Please pull out every line that includes the string "subtitle".

-- begin RAW DATA --

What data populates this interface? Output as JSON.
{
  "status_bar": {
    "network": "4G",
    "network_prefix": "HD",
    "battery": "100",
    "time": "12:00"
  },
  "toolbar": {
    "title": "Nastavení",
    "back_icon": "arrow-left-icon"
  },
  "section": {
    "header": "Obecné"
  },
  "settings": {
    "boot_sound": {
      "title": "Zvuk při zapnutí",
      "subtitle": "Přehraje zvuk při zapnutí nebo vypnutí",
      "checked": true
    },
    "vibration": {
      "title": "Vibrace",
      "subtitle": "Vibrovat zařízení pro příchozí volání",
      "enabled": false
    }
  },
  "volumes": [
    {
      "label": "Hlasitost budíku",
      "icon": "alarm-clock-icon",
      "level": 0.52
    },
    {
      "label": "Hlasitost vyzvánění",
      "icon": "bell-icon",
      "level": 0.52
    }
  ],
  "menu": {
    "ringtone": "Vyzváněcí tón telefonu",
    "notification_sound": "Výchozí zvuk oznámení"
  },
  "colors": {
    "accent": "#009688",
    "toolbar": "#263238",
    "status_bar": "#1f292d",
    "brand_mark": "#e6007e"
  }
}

-- end RAW DATA --

PROBLEM SOLUTION:
      "subtitle": "Přehraje zvuk při zapnutí nebo vypnutí",
      "subtitle": "Vibrovat zařízení pro příchozí volání",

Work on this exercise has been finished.